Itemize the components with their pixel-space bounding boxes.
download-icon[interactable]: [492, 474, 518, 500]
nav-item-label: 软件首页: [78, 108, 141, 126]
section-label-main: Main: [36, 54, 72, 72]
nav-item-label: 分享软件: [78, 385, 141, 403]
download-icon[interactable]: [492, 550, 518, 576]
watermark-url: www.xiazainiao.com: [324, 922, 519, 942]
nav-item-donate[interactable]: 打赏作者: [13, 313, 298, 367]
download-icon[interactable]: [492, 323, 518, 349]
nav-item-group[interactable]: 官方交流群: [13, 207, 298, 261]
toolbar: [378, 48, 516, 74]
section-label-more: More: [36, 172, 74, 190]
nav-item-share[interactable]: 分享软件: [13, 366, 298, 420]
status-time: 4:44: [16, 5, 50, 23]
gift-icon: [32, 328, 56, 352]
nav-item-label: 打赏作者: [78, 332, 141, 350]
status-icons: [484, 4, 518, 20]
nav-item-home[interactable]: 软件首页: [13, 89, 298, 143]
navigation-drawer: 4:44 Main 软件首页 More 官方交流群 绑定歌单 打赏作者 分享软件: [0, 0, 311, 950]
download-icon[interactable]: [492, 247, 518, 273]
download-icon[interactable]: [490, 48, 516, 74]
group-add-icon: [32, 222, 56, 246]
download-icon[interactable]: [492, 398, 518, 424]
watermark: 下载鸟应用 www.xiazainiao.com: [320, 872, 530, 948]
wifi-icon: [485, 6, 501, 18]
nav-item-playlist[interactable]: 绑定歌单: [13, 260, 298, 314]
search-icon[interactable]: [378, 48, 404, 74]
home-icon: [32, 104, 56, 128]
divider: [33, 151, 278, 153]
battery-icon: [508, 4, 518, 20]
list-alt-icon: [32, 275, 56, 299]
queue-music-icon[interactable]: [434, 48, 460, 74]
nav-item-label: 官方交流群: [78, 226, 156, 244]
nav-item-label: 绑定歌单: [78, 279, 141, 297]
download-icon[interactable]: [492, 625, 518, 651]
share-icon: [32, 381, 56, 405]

----------

» **Exercise directions**: Print all of the lines above without changing anything.

» **Response below**:
Itemize the components with their pixel-space bounding boxes.
download-icon[interactable]: [492, 474, 518, 500]
nav-item-label: 软件首页: [78, 108, 141, 126]
section-label-main: Main: [36, 54, 72, 72]
nav-item-label: 分享软件: [78, 385, 141, 403]
download-icon[interactable]: [492, 550, 518, 576]
watermark-url: www.xiazainiao.com: [324, 922, 519, 942]
nav-item-donate[interactable]: 打赏作者: [13, 313, 298, 367]
download-icon[interactable]: [492, 323, 518, 349]
nav-item-group[interactable]: 官方交流群: [13, 207, 298, 261]
toolbar: [378, 48, 516, 74]
section-label-more: More: [36, 172, 74, 190]
nav-item-share[interactable]: 分享软件: [13, 366, 298, 420]
status-time: 4:44: [16, 5, 50, 23]
gift-icon: [32, 328, 56, 352]
nav-item-label: 打赏作者: [78, 332, 141, 350]
status-icons: [484, 4, 518, 20]
nav-item-home[interactable]: 软件首页: [13, 89, 298, 143]
navigation-drawer: 4:44 Main 软件首页 More 官方交流群 绑定歌单 打赏作者 分享软件: [0, 0, 311, 950]
download-icon[interactable]: [492, 247, 518, 273]
download-icon[interactable]: [490, 48, 516, 74]
group-add-icon: [32, 222, 56, 246]
download-icon[interactable]: [492, 398, 518, 424]
watermark: 下载鸟应用 www.xiazainiao.com: [320, 872, 530, 948]
wifi-icon: [485, 6, 501, 18]
nav-item-playlist[interactable]: 绑定歌单: [13, 260, 298, 314]
search-icon[interactable]: [378, 48, 404, 74]
home-icon: [32, 104, 56, 128]
divider: [33, 151, 278, 153]
battery-icon: [508, 4, 518, 20]
list-alt-icon: [32, 275, 56, 299]
queue-music-icon[interactable]: [434, 48, 460, 74]
nav-item-label: 官方交流群: [78, 226, 156, 244]
nav-item-label: 绑定歌单: [78, 279, 141, 297]
download-icon[interactable]: [492, 625, 518, 651]
share-icon: [32, 381, 56, 405]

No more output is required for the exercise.